Direction 1 – Could you turn the records, from their very first line through the line containing "label: 19 [548,262,565,281]", into a numbered list, leaving out any blank lines?

Excerpt –
+++
Following the organisational structure of the Church the apostolic vicariate included the diocesan areas of bishoprics, where Roman Catholic jurisdiction had effectively been abolished (see the list in section Dioceses comprised in the vicariate). This was partially due to (1) secular rulers or governments repressing Catholic faith and clergy in their territories, which comprised the diocesan areas, (2) due to the fact that incumbent bishops had converted to Lutheranism, or (3) because the cathedral capitular canons, responsible for electing new bishops, had adopted Lutheranism and thus chose fellow faithful candidates, who thus de facto ascended the sees (typical for prince-bishoprics in Northern Germany).

So while the area under the jurisdiction of the vicar apostolic followed originally the diocesan boundaries of the de facto defunct bishoprics, the boundaries of new jurisdictions followed mostly the political borders relevant at the time of their establishment (See the list in the section States and territories covered by the vicariate below).

The scattered Catholics in Northern Europe were placed under the pastoral care of the Jesuits, Franciscans and Dominicans. Catholics in many places had at their disposal only the chapels established in the houses of the diplomatic representatives of the Holy Roman (becoming – as of 1806 – the Austrian) Emperor and of other Catholic Powers, France and Spain. Sometimes admission even to these chapels was rendered difficult, or entirely prohibited to native Catholics.

In some districts the conversion of the monarchs, e.g. Duke John Frederick of Brunswick and Lunenburg, Prince of Calenberg (1651) and Duke Christian I Louis of Mecklenburg-Schwerin (1663), brought Catholics some measure of freedom. The number of Catholics having increased in 1667, chiefly through the above-mentioned Prince of Calenberg, a vicariate Apostolic was established for Northern Germany.

The first vicar was Valerio Maccioni, titular Bishop of Morocco, who resided at Hanover. He died in 1676, and was succeeded by the celebrated Danish convert Nicolaus Steno, who in 1680 was obliged to leave Hanover, was made Auxiliary Bishop of Münster, and in 1683 returned to the Nordic Missions. He died at Schwerin in 1686, and was followed in the vicariate successively by Friedrich von Hörde, Auxiliary Bishop of Hildesheim and titular Bishop of Joppe (1686–96), Jobst Edmund von Brabeck, Bishop of Hildesheim (1697–1702) and Otto von Bronckhorst, Auxiliary Bishop of Osnabrück.
+++
Record list –

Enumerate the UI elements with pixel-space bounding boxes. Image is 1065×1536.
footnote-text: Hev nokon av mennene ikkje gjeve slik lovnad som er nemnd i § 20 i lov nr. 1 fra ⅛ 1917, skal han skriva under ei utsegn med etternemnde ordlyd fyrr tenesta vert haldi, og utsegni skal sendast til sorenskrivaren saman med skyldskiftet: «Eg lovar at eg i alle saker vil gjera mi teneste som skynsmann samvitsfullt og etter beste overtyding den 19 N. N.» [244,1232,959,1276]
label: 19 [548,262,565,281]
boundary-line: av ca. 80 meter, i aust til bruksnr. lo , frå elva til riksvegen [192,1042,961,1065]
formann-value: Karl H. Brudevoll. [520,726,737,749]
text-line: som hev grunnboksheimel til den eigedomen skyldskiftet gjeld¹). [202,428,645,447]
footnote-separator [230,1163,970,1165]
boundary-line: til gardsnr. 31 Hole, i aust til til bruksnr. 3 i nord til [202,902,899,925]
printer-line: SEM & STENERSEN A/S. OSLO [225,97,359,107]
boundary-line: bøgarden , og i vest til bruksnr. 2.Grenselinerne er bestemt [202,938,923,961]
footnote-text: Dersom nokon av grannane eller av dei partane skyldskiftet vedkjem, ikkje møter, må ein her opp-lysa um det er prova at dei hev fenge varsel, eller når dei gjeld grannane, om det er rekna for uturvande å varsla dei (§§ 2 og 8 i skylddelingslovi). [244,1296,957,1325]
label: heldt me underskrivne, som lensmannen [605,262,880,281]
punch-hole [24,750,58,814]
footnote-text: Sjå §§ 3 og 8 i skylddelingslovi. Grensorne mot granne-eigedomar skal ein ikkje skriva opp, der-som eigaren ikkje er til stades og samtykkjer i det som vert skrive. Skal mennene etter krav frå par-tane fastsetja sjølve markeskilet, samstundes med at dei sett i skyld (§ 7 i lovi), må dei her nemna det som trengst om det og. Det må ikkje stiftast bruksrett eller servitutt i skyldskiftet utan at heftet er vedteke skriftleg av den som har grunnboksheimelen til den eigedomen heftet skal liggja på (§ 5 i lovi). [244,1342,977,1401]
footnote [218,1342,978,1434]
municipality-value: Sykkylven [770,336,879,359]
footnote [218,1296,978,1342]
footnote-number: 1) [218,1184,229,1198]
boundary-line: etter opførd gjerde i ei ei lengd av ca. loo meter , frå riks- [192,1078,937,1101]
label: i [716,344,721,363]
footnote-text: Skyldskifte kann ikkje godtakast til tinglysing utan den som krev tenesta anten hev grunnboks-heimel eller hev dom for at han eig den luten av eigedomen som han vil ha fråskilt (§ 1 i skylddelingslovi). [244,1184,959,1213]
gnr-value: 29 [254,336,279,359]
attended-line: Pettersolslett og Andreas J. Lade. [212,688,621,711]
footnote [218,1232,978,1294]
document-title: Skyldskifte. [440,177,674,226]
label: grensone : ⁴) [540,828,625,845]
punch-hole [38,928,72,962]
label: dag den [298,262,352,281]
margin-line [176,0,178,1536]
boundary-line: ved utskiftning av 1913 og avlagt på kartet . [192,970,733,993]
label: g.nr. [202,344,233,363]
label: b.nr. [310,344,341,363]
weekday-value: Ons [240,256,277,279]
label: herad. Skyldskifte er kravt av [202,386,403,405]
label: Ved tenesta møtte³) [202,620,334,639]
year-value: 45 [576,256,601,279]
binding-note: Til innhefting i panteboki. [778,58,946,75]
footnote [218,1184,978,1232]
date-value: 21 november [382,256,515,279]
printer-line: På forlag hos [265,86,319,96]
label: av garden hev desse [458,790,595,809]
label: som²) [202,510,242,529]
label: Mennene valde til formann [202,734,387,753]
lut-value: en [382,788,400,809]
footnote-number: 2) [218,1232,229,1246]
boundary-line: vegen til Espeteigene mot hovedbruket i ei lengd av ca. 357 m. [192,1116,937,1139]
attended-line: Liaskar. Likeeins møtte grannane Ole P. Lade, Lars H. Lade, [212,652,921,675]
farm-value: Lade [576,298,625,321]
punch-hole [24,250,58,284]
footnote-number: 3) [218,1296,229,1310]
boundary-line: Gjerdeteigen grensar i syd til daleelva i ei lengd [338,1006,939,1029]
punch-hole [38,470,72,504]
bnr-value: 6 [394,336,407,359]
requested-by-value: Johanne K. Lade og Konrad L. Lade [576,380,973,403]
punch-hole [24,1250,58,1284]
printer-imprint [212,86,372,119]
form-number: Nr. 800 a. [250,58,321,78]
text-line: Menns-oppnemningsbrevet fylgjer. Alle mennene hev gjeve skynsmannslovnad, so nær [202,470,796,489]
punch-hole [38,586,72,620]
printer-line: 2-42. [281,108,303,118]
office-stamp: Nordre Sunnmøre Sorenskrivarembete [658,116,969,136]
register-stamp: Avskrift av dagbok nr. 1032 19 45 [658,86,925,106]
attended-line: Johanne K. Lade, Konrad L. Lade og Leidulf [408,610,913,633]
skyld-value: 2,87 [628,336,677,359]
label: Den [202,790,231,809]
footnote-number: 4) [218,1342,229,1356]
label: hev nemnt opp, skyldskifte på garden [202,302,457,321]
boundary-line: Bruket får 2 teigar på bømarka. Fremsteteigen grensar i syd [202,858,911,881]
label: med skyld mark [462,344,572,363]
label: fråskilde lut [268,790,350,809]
+++
Direction 2 – How would you continue the passage on the apostolic vicariate for Northern Germany from where it stops?

Final result 1 –
1. Enumerate the UI elements with pixel-space bounding boxes. Image is 1065×1536.
2. footnote-text: Hev nokon av mennene ikkje gjeve slik lovnad som er nemnd i § 20 i lov nr. 1 fra ⅛ 1917, skal han skriva under ei utsegn med etternemnde ordlyd fyrr tenesta vert haldi, og utsegni skal sendast til sorenskrivaren saman med skyldskiftet: «Eg lovar at eg i alle saker vil gjera mi teneste som skynsmann samvitsfullt og etter beste overtyding den 19 N. N.» [244,1232,959,1276]
3. label: 19 [548,262,565,281]

Final result 2 –
The Northern Missions, viewed in a wider sense, included also the Apostolic Prefectures of Schleswig-Holstein, coinciding with the Prussian province of that name, of Denmark and of Norway, which were placed under separate prelates in 1868. The vicariate and prefectures were under the permanent jurisdiction of the Bishop of Osnabrück as administrator Apostolic. In the vicariate, corresponding mostly to the Prussian province of Schleswig-Holstein, Catholics numbered about 79,400 (with 1,925,000 members of other confessional denominations), under 47 secular priests having care of 17 parishes and 17 mission stations. The following religious congregations had houses in the vicariate: Sisters of Mercy of St. Charles Borromeo, 1; Sisters of St. Elizabeth (Grey Nuns), 5; Franciscan Sisters, 2; Ursulines, 2. The Prefecture Apostolic of Schleswig-Holstein had in 1909: 11 parishes, 31 mission stations, 34 secular priests, 35,900 Catholics, and 550,000 of other beliefs; 4 communities of Sisters of St. Elizabeth and 3 of Franciscan nuns.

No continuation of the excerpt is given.